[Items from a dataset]
┏━━

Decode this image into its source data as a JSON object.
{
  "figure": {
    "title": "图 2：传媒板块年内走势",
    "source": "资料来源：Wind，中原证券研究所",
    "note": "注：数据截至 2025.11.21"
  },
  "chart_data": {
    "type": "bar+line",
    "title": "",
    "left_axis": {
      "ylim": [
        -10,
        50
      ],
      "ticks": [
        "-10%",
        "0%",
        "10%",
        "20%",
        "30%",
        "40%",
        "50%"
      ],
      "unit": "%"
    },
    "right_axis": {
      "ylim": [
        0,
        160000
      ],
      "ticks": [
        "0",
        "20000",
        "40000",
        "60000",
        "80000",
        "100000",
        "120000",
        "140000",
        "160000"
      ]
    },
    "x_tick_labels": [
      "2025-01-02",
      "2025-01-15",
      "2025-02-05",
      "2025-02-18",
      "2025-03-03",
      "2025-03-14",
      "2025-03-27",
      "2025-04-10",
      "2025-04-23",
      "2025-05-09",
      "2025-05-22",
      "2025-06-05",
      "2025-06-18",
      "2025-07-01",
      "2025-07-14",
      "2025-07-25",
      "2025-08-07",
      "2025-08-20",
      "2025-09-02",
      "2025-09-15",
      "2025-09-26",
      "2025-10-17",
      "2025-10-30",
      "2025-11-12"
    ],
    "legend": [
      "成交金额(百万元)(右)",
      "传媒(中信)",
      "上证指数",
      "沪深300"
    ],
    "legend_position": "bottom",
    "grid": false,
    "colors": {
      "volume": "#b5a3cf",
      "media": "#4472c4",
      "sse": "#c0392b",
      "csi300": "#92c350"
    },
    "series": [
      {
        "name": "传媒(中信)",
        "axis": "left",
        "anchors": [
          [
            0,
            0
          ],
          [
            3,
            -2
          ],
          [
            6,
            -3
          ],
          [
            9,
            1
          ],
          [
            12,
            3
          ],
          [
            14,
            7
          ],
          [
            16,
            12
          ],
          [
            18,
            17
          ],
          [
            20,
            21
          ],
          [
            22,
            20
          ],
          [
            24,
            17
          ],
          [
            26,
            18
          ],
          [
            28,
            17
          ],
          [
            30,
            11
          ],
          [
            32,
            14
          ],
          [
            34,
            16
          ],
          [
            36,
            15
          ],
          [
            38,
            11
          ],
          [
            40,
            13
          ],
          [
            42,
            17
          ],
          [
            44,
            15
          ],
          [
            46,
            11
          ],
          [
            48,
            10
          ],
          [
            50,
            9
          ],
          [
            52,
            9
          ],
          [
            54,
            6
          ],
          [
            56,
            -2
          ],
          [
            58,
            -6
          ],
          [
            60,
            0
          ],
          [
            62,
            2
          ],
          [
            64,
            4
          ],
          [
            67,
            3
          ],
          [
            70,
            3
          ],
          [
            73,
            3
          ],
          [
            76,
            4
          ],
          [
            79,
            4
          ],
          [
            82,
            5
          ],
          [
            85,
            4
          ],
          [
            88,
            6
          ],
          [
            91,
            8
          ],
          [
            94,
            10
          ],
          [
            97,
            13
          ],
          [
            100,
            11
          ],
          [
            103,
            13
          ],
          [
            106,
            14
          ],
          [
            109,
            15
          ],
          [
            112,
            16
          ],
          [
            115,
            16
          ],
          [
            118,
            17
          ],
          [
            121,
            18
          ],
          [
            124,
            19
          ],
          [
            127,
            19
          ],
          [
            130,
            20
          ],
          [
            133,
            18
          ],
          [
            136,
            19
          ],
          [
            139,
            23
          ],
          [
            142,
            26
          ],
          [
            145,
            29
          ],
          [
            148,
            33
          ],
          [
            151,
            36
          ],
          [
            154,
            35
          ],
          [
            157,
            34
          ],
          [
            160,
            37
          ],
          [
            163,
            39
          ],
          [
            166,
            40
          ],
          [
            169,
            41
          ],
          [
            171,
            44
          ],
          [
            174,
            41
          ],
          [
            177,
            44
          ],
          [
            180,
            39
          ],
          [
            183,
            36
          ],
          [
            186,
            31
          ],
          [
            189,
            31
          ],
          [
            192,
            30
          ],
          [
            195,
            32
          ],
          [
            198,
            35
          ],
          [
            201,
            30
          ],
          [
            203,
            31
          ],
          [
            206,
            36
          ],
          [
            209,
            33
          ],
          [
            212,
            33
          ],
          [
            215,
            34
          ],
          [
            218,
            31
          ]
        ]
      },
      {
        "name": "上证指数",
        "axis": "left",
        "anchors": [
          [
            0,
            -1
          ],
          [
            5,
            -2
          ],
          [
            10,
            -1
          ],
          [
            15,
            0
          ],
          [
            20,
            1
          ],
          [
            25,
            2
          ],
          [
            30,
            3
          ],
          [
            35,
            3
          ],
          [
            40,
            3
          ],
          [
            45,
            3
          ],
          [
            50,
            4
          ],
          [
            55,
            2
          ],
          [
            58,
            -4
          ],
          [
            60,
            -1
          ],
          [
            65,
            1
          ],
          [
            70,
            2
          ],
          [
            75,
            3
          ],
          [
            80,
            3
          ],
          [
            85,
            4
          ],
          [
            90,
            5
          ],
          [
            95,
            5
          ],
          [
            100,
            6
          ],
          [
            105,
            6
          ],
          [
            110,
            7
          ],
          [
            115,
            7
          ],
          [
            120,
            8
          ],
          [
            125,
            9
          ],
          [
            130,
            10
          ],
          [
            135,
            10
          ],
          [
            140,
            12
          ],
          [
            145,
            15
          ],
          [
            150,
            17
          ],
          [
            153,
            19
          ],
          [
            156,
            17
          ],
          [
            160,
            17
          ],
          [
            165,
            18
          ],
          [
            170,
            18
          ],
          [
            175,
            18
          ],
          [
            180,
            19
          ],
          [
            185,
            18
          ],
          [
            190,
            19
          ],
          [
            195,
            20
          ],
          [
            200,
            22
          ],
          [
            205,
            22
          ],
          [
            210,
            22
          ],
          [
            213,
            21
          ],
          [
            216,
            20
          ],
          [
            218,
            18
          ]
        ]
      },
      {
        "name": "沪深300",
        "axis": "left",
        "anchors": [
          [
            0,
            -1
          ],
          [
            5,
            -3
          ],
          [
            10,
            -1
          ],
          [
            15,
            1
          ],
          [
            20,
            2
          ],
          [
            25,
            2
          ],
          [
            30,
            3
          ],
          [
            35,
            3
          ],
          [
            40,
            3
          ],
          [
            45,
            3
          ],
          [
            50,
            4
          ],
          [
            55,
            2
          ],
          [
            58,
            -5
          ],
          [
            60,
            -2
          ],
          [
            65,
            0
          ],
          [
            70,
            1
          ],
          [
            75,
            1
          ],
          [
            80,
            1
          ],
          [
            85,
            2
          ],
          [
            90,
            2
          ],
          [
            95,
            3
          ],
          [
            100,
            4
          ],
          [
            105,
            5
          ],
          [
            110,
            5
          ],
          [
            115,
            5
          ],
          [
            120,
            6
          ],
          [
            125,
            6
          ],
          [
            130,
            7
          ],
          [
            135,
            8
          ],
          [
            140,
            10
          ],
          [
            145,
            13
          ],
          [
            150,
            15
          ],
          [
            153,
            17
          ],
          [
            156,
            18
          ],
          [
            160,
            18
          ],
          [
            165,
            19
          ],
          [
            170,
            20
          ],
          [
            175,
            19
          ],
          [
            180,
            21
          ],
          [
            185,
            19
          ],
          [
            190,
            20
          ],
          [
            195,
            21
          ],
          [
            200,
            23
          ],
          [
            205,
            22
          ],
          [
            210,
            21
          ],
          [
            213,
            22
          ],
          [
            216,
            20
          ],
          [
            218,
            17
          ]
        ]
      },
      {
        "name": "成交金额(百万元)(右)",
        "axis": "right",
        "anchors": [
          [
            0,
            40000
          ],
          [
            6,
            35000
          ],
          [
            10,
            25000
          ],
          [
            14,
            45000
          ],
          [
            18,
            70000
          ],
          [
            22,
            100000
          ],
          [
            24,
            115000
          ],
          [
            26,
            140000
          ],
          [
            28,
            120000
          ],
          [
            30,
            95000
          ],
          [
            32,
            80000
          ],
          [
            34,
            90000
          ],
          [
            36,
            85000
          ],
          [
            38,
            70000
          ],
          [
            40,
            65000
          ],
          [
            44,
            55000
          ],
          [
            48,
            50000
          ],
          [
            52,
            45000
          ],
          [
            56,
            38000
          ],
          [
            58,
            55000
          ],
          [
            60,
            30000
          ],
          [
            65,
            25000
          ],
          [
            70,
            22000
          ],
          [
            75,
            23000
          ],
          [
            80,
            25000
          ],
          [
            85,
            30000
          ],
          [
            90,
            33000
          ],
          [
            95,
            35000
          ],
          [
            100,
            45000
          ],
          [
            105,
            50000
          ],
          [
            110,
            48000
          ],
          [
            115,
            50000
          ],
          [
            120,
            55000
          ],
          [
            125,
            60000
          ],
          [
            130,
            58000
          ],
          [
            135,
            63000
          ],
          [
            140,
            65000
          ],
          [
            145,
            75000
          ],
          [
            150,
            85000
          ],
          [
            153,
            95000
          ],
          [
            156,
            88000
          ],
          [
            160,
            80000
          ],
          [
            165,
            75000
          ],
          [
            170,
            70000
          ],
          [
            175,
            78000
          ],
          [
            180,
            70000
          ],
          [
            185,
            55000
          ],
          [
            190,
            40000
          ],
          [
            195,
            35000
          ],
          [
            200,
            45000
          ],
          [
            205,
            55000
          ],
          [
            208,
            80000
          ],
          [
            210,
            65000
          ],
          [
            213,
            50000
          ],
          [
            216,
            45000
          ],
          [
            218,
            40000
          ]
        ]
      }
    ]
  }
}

┗━━

§ **Directive**
List each line of the records that holds the string "source".

§ **Finished exercise**
Decode this image into its source data as a JSON object.
    "source": "资料来源：Wind，中原证券研究所",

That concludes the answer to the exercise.